--- Start ---

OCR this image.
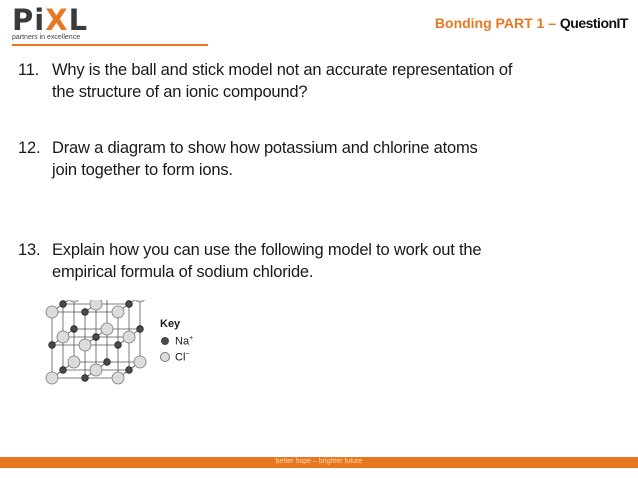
PiXL
partners in excellence
Bonding PART 1 – QuestionIT
11. Why is the ball and stick model not an accurate representation of
the structure of an ionic compound?
12. Draw a diagram to show how potassium and chlorine atoms
join together to form ions.
13. Explain how you can use the following model to work out the
empirical formula of sodium chloride.
Key
Na+
Cl−
better hope – brighter future
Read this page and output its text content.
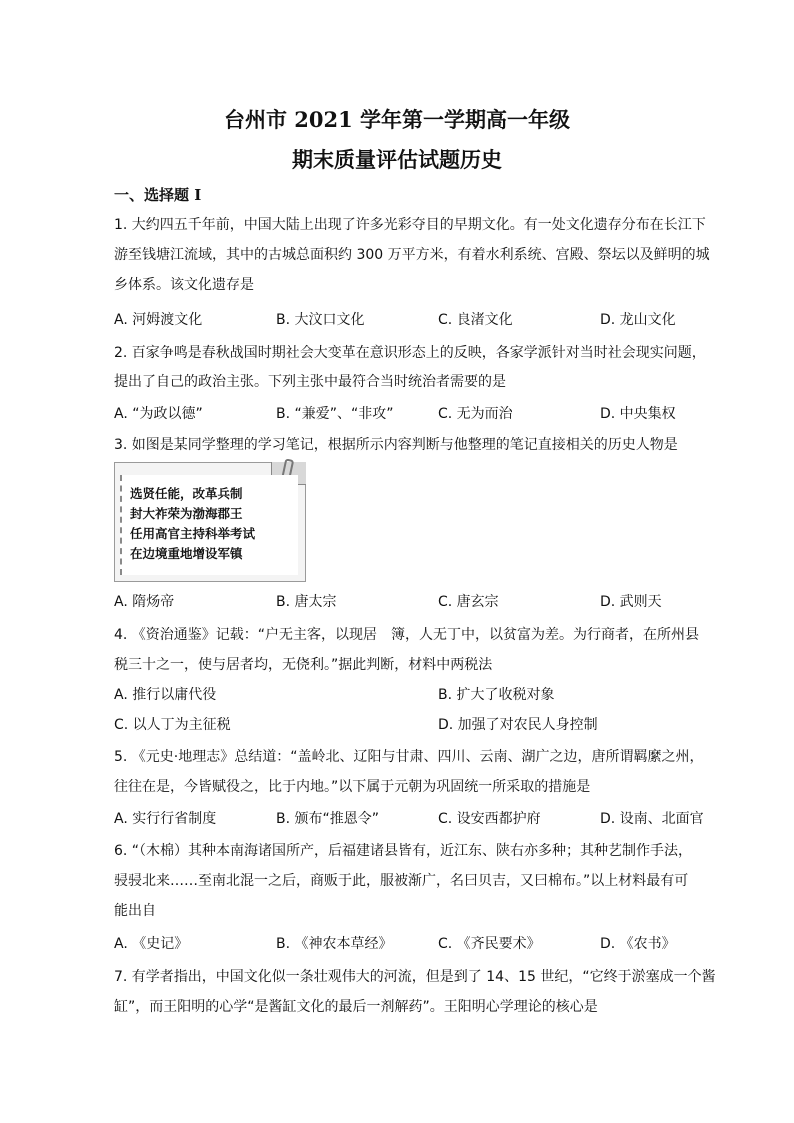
台州市 2021 学年第一学期高一年级
期末质量评估试题历史
一、选择题 I
1. 大约四五千年前，中国大陆上出现了许多光彩夺目的早期文化。有一处文化遗存分布在长江下
游至钱塘江流域，其中的古城总面积约 300 万平方米，有着水利系统、宫殿、祭坛以及鲜明的城
乡体系。该文化遗存是
A. 河姆渡文化	B. 大汶口文化	C. 良渚文化	D. 龙山文化
2. 百家争鸣是春秋战国时期社会大变革在意识形态上的反映，各家学派针对当时社会现实问题，
提出了自己的政治主张。下列主张中最符合当时统治者需要的是
A. “为政以德”	B. “兼爱”、“非攻”	C. 无为而治	D. 中央集权
3. 如图是某同学整理的学习笔记，根据所示内容判断与他整理的笔记直接相关的历史人物是
选贤任能，改革兵制
封大祚荣为渤海郡王
任用高官主持科举考试
在边境重地增设军镇
A. 隋炀帝	B. 唐太宗	C. 唐玄宗	D. 武则天
4. 《资治通鉴》记载：“户无主客，以现居　簿，人无丁中，以贫富为差。为行商者，在所州县
税三十之一，使与居者均，无侥利。”据此判断，材料中两税法
A. 推行以庸代役	B. 扩大了收税对象
C. 以人丁为主征税	D. 加强了对农民人身控制
5. 《元史·地理志》总结道：“盖岭北、辽阳与甘肃、四川、云南、湖广之边，唐所谓羁縻之州，
往往在是，今皆赋役之，比于内地。”以下属于元朝为巩固统一所采取的措施是
A. 实行行省制度	B. 颁布“推恩令”	C. 设安西都护府	D. 设南、北面官
6. “（木棉）其种本南海诸国所产，后福建诸县皆有，近江东、陕右亦多种；其种艺制作手法，
骎骎北来……至南北混一之后，商贩于此，服被渐广，名曰贝吉，又曰棉布。”以上材料最有可
能出自
A. 《史记》	B. 《神农本草经》	C. 《齐民要术》	D. 《农书》
7. 有学者指出，中国文化似一条壮观伟大的河流，但是到了 14、15 世纪，“它终于淤塞成一个酱
缸”，而王阳明的心学“是酱缸文化的最后一剂解药”。王阳明心学理论的核心是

--- End ---

### Aim
Extract only the lines from the one that contains "Read this page and output its text content." through the end of the records, inclusive, and omit every picture.

### The answer
Read this page and output its text content.
台州市 2021 学年第一学期高一年级
期末质量评估试题历史
一、选择题 I
1. 大约四五千年前，中国大陆上出现了许多光彩夺目的早期文化。有一处文化遗存分布在长江下
游至钱塘江流域，其中的古城总面积约 300 万平方米，有着水利系统、宫殿、祭坛以及鲜明的城
乡体系。该文化遗存是
A. 河姆渡文化	B. 大汶口文化	C. 良渚文化	D. 龙山文化
2. 百家争鸣是春秋战国时期社会大变革在意识形态上的反映，各家学派针对当时社会现实问题，
提出了自己的政治主张。下列主张中最符合当时统治者需要的是
A. “为政以德”	B. “兼爱”、“非攻”	C. 无为而治	D. 中央集权
3. 如图是某同学整理的学习笔记，根据所示内容判断与他整理的笔记直接相关的历史人物是
选贤任能，改革兵制
封大祚荣为渤海郡王
任用高官主持科举考试
在边境重地增设军镇
A. 隋炀帝	B. 唐太宗	C. 唐玄宗	D. 武则天
4. 《资治通鉴》记载：“户无主客，以现居　簿，人无丁中，以贫富为差。为行商者，在所州县
税三十之一，使与居者均，无侥利。”据此判断，材料中两税法
A. 推行以庸代役	B. 扩大了收税对象
C. 以人丁为主征税	D. 加强了对农民人身控制
5. 《元史·地理志》总结道：“盖岭北、辽阳与甘肃、四川、云南、湖广之边，唐所谓羁縻之州，
往往在是，今皆赋役之，比于内地。”以下属于元朝为巩固统一所采取的措施是
A. 实行行省制度	B. 颁布“推恩令”	C. 设安西都护府	D. 设南、北面官
6. “（木棉）其种本南海诸国所产，后福建诸县皆有，近江东、陕右亦多种；其种艺制作手法，
骎骎北来……至南北混一之后，商贩于此，服被渐广，名曰贝吉，又曰棉布。”以上材料最有可
能出自
A. 《史记》	B. 《神农本草经》	C. 《齐民要术》	D. 《农书》
7. 有学者指出，中国文化似一条壮观伟大的河流，但是到了 14、15 世纪，“它终于淤塞成一个酱
缸”，而王阳明的心学“是酱缸文化的最后一剂解药”。王阳明心学理论的核心是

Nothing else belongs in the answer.